▸ **Bloco de texto**

----------------------------------------

Com a chegada da Black Friday e as festas de final de ano, a onda de promoções relâmpagos aparece a todo momento na rotina das pessoas, seja pela internet, nas vitrines das lojas ou até mesmo nas rodas de conversas. Mas será que esse período, marcado pelo forte apelo ao consumo, realmente influencia o comportamento das pessoas?
É fato que o clima festivo e as campanhas emocionais tendem a fazer com que as pessoas gastem mais, e isso é absolutamente natural e esperado, conforme a psicóloga Ester Rosa já que as pessoas acabam tendo comportamentos mais consumistas em virtude das fortes pressões sociais e culturais que trazem o final do ano como um símbolo de gratidão e consequentemente, com troca de presentes e celebrações.
“Também porque para os consumidores é um mês que traz uma sensação temporária de maior poder financeiro, devido à disponibilização proporcionada por recursos como o 13º salário, por exemplo, o que reduz a percepção de risco ao gastar”, justificou.
Ester avaliou que o comportamento das pessoas nessa época do ano é predominantemente regido pela emoção [nos casos de presentes de fim de ano, por exemplo] e pelo 'impulso', já que o mercado utiliza o viés da ‘urgência’ para fazer com que as pessoas temam perder a famosa ‘oferta imperdível’, ou busquem compensação e alívio do estresse através do consumo, na tentativa de se sentir mais ‘feliz’.

----------------------------------------

▸ **Lista de tarefas**
- 1) Qual é o nome da psicóloga citada no texto sobre consumo no fim de ano?
- 2) Reescreva o trecho do texto sobre consumo no fim de ano entre "É fato que o" e "presentes e celebrações.", inclusive, e substitua "psicóloga" por "especialista".
- 3) Retome o texto sobre consumo no fim de ano e continue-o a partir da última frase, por favor.
As linhas abaixo vêm de outra fonte.

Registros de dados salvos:
----------------------------------------

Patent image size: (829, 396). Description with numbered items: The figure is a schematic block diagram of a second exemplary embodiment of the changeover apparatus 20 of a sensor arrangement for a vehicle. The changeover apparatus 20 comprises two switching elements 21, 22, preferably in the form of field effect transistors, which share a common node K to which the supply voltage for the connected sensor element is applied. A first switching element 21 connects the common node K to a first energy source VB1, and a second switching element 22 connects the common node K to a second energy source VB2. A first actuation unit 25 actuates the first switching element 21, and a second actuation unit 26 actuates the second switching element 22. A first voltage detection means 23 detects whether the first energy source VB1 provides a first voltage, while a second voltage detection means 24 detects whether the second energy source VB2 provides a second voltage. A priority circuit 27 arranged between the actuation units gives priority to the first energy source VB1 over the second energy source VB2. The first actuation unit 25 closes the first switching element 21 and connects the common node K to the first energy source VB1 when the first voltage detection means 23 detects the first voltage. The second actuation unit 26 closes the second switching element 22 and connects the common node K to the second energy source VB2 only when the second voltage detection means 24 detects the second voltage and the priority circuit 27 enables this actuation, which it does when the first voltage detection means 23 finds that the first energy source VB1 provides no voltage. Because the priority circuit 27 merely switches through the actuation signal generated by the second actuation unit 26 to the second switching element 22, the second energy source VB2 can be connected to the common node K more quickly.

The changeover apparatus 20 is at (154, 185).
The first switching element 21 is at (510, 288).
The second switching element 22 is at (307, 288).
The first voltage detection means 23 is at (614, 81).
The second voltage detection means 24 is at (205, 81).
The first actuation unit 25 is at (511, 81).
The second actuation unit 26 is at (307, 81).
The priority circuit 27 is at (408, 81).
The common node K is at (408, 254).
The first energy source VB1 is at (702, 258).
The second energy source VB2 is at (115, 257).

----------------------------------------

▸ **Respostas das atividades**
- 1) Ester Rosa.

- 2)
É fato que o clima festivo e as campanhas emocionais tendem a fazer com que as pessoas gastem mais, e isso é absolutamente natural e esperado, conforme a especialista Ester Rosa já que as pessoas acabam tendo comportamentos mais consumistas em virtude das fortes pressões sociais e culturais que trazem o final do ano como um símbolo de gratidão e consequentemente, com troca de presentes e celebrações.

- 3)
“As propagandas feitas vendem um sentimento, idealizado, como a felicidade, por exemplo, em campanhas de vendas no Natal. E por outras vezes, nos casos da Black, por exemplo, utilizam o senso do urgente, forçando a ação imediata. Isso faz com que a decisão de compra se torne um meio de alcançar um estado emocional muito desejado, e não uma avaliação racional da utilidade do produto”, explicou.
Fatores emocionais
A profissional explicou que os fatores emocionais são os mais fortes influenciadores. “O consumo é frequentemente uma tentativa de demonstrar o afeto em forma de presente, para compensar uma ausência, ou elevar a autoestima, por exemplo”, justificou.
Ela ressaltou que para se ter o controle financeiro é necessário cuidar do emocional. Para reduzir o estresse nesse período, Ester recomendou que as pessoas pratiquem a técnica de fazer uma pausa de 60 segundos antes de qualquer compra impulsiva para questionar a real necessidade, questionando se tal compra é realmente necessária ou não. E, além disso, estabelecer um orçamento que pode ser gasto em determinado período. “Também é crucial, assim, pode-se ter o controle e limite do que se pode ser gasto ou não”, relatou.